AIM OF THE TASK: Type out all the records word for word. Any pictures are to be left out.

SUPPLIED MATERIAL:
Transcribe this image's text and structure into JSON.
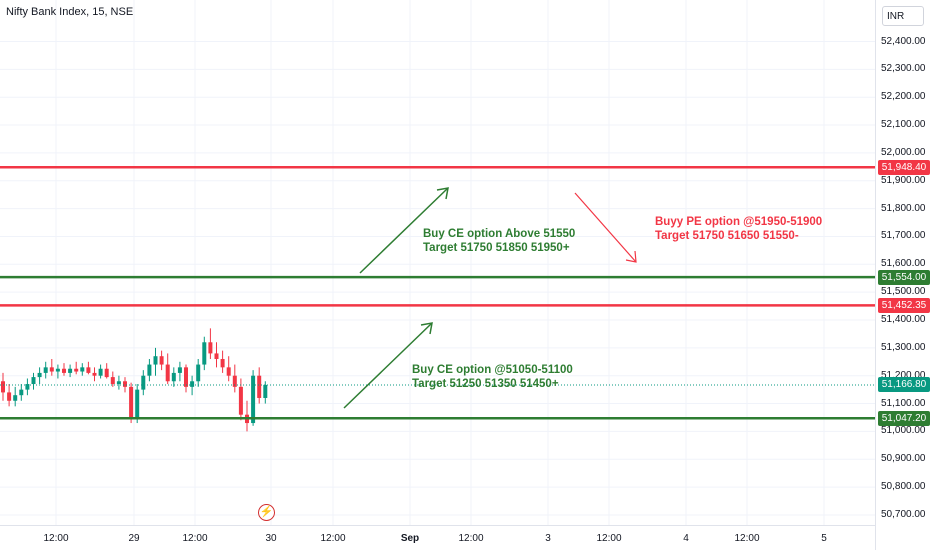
{
  "symbol_title": "Nifty Bank Index, 15, NSE",
  "currency": "INR",
  "price_ticks": [
    "52,400.00",
    "52,300.00",
    "52,200.00",
    "52,100.00",
    "52,000.00",
    "51,900.00",
    "51,800.00",
    "51,700.00",
    "51,600.00",
    "51,500.00",
    "51,400.00",
    "51,300.00",
    "51,200.00",
    "51,100.00",
    "51,000.00",
    "50,900.00",
    "50,800.00",
    "50,700.00"
  ],
  "time_labels": [
    "12:00",
    "29",
    "12:00",
    "30",
    "12:00",
    "Sep",
    "12:00",
    "3",
    "12:00",
    "4",
    "12:00",
    "5"
  ],
  "levels": [
    {
      "label": "51,948.40",
      "color": "#f23645",
      "kind": "line"
    },
    {
      "label": "51,554.00",
      "color": "#2e7d32",
      "kind": "line"
    },
    {
      "label": "51,452.35",
      "color": "#f23645",
      "kind": "line"
    },
    {
      "label": "51,166.80",
      "color": "#089981",
      "kind": "last"
    },
    {
      "label": "51,047.20",
      "color": "#2e7d32",
      "kind": "line"
    }
  ],
  "annotations": {
    "ce_upper": {
      "line1": "Buy CE option Above 51550",
      "line2": "Target 51750 51850 51950+",
      "color": "#2e7d32"
    },
    "pe": {
      "line1": "Buyy PE option @51950-51900",
      "line2": "Target 51750 51650 51550-",
      "color": "#f23645"
    },
    "ce_lower": {
      "line1": "Buy CE option @51050-51100",
      "line2": "Target 51250 51350 51450+",
      "color": "#2e7d32"
    }
  },
  "candles": [
    {
      "o": 51180,
      "h": 51210,
      "l": 51110,
      "c": 51140
    },
    {
      "o": 51140,
      "h": 51170,
      "l": 51090,
      "c": 51110
    },
    {
      "o": 51110,
      "h": 51160,
      "l": 51090,
      "c": 51130
    },
    {
      "o": 51130,
      "h": 51170,
      "l": 51110,
      "c": 51150
    },
    {
      "o": 51150,
      "h": 51190,
      "l": 51130,
      "c": 51170
    },
    {
      "o": 51170,
      "h": 51210,
      "l": 51150,
      "c": 51195
    },
    {
      "o": 51195,
      "h": 51230,
      "l": 51170,
      "c": 51210
    },
    {
      "o": 51210,
      "h": 51250,
      "l": 51190,
      "c": 51230
    },
    {
      "o": 51230,
      "h": 51260,
      "l": 51200,
      "c": 51215
    },
    {
      "o": 51215,
      "h": 51240,
      "l": 51190,
      "c": 51225
    },
    {
      "o": 51225,
      "h": 51245,
      "l": 51200,
      "c": 51210
    },
    {
      "o": 51210,
      "h": 51240,
      "l": 51195,
      "c": 51225
    },
    {
      "o": 51225,
      "h": 51250,
      "l": 51205,
      "c": 51215
    },
    {
      "o": 51215,
      "h": 51245,
      "l": 51200,
      "c": 51230
    },
    {
      "o": 51230,
      "h": 51250,
      "l": 51205,
      "c": 51210
    },
    {
      "o": 51210,
      "h": 51230,
      "l": 51180,
      "c": 51200
    },
    {
      "o": 51200,
      "h": 51240,
      "l": 51190,
      "c": 51225
    },
    {
      "o": 51225,
      "h": 51245,
      "l": 51190,
      "c": 51195
    },
    {
      "o": 51195,
      "h": 51215,
      "l": 51160,
      "c": 51170
    },
    {
      "o": 51170,
      "h": 51200,
      "l": 51150,
      "c": 51180
    },
    {
      "o": 51180,
      "h": 51195,
      "l": 51140,
      "c": 51160
    },
    {
      "o": 51160,
      "h": 51175,
      "l": 51030,
      "c": 51050
    },
    {
      "o": 51050,
      "h": 51170,
      "l": 51030,
      "c": 51150
    },
    {
      "o": 51150,
      "h": 51220,
      "l": 51130,
      "c": 51200
    },
    {
      "o": 51200,
      "h": 51260,
      "l": 51180,
      "c": 51240
    },
    {
      "o": 51240,
      "h": 51300,
      "l": 51200,
      "c": 51270
    },
    {
      "o": 51270,
      "h": 51290,
      "l": 51220,
      "c": 51240
    },
    {
      "o": 51240,
      "h": 51280,
      "l": 51170,
      "c": 51180
    },
    {
      "o": 51180,
      "h": 51230,
      "l": 51160,
      "c": 51210
    },
    {
      "o": 51210,
      "h": 51250,
      "l": 51180,
      "c": 51230
    },
    {
      "o": 51230,
      "h": 51240,
      "l": 51140,
      "c": 51160
    },
    {
      "o": 51160,
      "h": 51200,
      "l": 51130,
      "c": 51180
    },
    {
      "o": 51180,
      "h": 51260,
      "l": 51160,
      "c": 51240
    },
    {
      "o": 51240,
      "h": 51340,
      "l": 51220,
      "c": 51320
    },
    {
      "o": 51320,
      "h": 51370,
      "l": 51260,
      "c": 51280
    },
    {
      "o": 51280,
      "h": 51320,
      "l": 51230,
      "c": 51260
    },
    {
      "o": 51260,
      "h": 51290,
      "l": 51210,
      "c": 51230
    },
    {
      "o": 51230,
      "h": 51270,
      "l": 51180,
      "c": 51200
    },
    {
      "o": 51200,
      "h": 51240,
      "l": 51140,
      "c": 51160
    },
    {
      "o": 51160,
      "h": 51190,
      "l": 51040,
      "c": 51060
    },
    {
      "o": 51060,
      "h": 51110,
      "l": 51000,
      "c": 51030
    },
    {
      "o": 51030,
      "h": 51220,
      "l": 51020,
      "c": 51200
    },
    {
      "o": 51200,
      "h": 51230,
      "l": 51100,
      "c": 51120
    },
    {
      "o": 51120,
      "h": 51180,
      "l": 51100,
      "c": 51167
    }
  ]
}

FINISHED TASK:
Transcribe this image's text and structure into JSON.
{
  "symbol_title": "Nifty Bank Index, 15, NSE",
  "currency": "INR",
  "price_ticks": [
    "52,400.00",
    "52,300.00",
    "52,200.00",
    "52,100.00",
    "52,000.00",
    "51,900.00",
    "51,800.00",
    "51,700.00",
    "51,600.00",
    "51,500.00",
    "51,400.00",
    "51,300.00",
    "51,200.00",
    "51,100.00",
    "51,000.00",
    "50,900.00",
    "50,800.00",
    "50,700.00"
  ],
  "time_labels": [
    "12:00",
    "29",
    "12:00",
    "30",
    "12:00",
    "Sep",
    "12:00",
    "3",
    "12:00",
    "4",
    "12:00",
    "5"
  ],
  "levels": [
    {
      "label": "51,948.40",
      "color": "#f23645",
      "kind": "line"
    },
    {
      "label": "51,554.00",
      "color": "#2e7d32",
      "kind": "line"
    },
    {
      "label": "51,452.35",
      "color": "#f23645",
      "kind": "line"
    },
    {
      "label": "51,166.80",
      "color": "#089981",
      "kind": "last"
    },
    {
      "label": "51,047.20",
      "color": "#2e7d32",
      "kind": "line"
    }
  ],
  "annotations": {
    "ce_upper": {
      "line1": "Buy CE option Above 51550",
      "line2": "Target 51750 51850 51950+",
      "color": "#2e7d32"
    },
    "pe": {
      "line1": "Buyy PE option @51950-51900",
      "line2": "Target 51750 51650 51550-",
      "color": "#f23645"
    },
    "ce_lower": {
      "line1": "Buy CE option @51050-51100",
      "line2": "Target 51250 51350 51450+",
      "color": "#2e7d32"
    }
  },
  "candles": [
    {
      "o": 51180,
      "h": 51210,
      "l": 51110,
      "c": 51140
    },
    {
      "o": 51140,
      "h": 51170,
      "l": 51090,
      "c": 51110
    },
    {
      "o": 51110,
      "h": 51160,
      "l": 51090,
      "c": 51130
    },
    {
      "o": 51130,
      "h": 51170,
      "l": 51110,
      "c": 51150
    },
    {
      "o": 51150,
      "h": 51190,
      "l": 51130,
      "c": 51170
    },
    {
      "o": 51170,
      "h": 51210,
      "l": 51150,
      "c": 51195
    },
    {
      "o": 51195,
      "h": 51230,
      "l": 51170,
      "c": 51210
    },
    {
      "o": 51210,
      "h": 51250,
      "l": 51190,
      "c": 51230
    },
    {
      "o": 51230,
      "h": 51260,
      "l": 51200,
      "c": 51215
    },
    {
      "o": 51215,
      "h": 51240,
      "l": 51190,
      "c": 51225
    },
    {
      "o": 51225,
      "h": 51245,
      "l": 51200,
      "c": 51210
    },
    {
      "o": 51210,
      "h": 51240,
      "l": 51195,
      "c": 51225
    },
    {
      "o": 51225,
      "h": 51250,
      "l": 51205,
      "c": 51215
    },
    {
      "o": 51215,
      "h": 51245,
      "l": 51200,
      "c": 51230
    },
    {
      "o": 51230,
      "h": 51250,
      "l": 51205,
      "c": 51210
    },
    {
      "o": 51210,
      "h": 51230,
      "l": 51180,
      "c": 51200
    },
    {
      "o": 51200,
      "h": 51240,
      "l": 51190,
      "c": 51225
    },
    {
      "o": 51225,
      "h": 51245,
      "l": 51190,
      "c": 51195
    },
    {
      "o": 51195,
      "h": 51215,
      "l": 51160,
      "c": 51170
    },
    {
      "o": 51170,
      "h": 51200,
      "l": 51150,
      "c": 51180
    },
    {
      "o": 51180,
      "h": 51195,
      "l": 51140,
      "c": 51160
    },
    {
      "o": 51160,
      "h": 51175,
      "l": 51030,
      "c": 51050
    },
    {
      "o": 51050,
      "h": 51170,
      "l": 51030,
      "c": 51150
    },
    {
      "o": 51150,
      "h": 51220,
      "l": 51130,
      "c": 51200
    },
    {
      "o": 51200,
      "h": 51260,
      "l": 51180,
      "c": 51240
    },
    {
      "o": 51240,
      "h": 51300,
      "l": 51200,
      "c": 51270
    },
    {
      "o": 51270,
      "h": 51290,
      "l": 51220,
      "c": 51240
    },
    {
      "o": 51240,
      "h": 51280,
      "l": 51170,
      "c": 51180
    },
    {
      "o": 51180,
      "h": 51230,
      "l": 51160,
      "c": 51210
    },
    {
      "o": 51210,
      "h": 51250,
      "l": 51180,
      "c": 51230
    },
    {
      "o": 51230,
      "h": 51240,
      "l": 51140,
      "c": 51160
    },
    {
      "o": 51160,
      "h": 51200,
      "l": 51130,
      "c": 51180
    },
    {
      "o": 51180,
      "h": 51260,
      "l": 51160,
      "c": 51240
    },
    {
      "o": 51240,
      "h": 51340,
      "l": 51220,
      "c": 51320
    },
    {
      "o": 51320,
      "h": 51370,
      "l": 51260,
      "c": 51280
    },
    {
      "o": 51280,
      "h": 51320,
      "l": 51230,
      "c": 51260
    },
    {
      "o": 51260,
      "h": 51290,
      "l": 51210,
      "c": 51230
    },
    {
      "o": 51230,
      "h": 51270,
      "l": 51180,
      "c": 51200
    },
    {
      "o": 51200,
      "h": 51240,
      "l": 51140,
      "c": 51160
    },
    {
      "o": 51160,
      "h": 51190,
      "l": 51040,
      "c": 51060
    },
    {
      "o": 51060,
      "h": 51110,
      "l": 51000,
      "c": 51030
    },
    {
      "o": 51030,
      "h": 51220,
      "l": 51020,
      "c": 51200
    },
    {
      "o": 51200,
      "h": 51230,
      "l": 51100,
      "c": 51120
    },
    {
      "o": 51120,
      "h": 51180,
      "l": 51100,
      "c": 51167
    }
  ]
}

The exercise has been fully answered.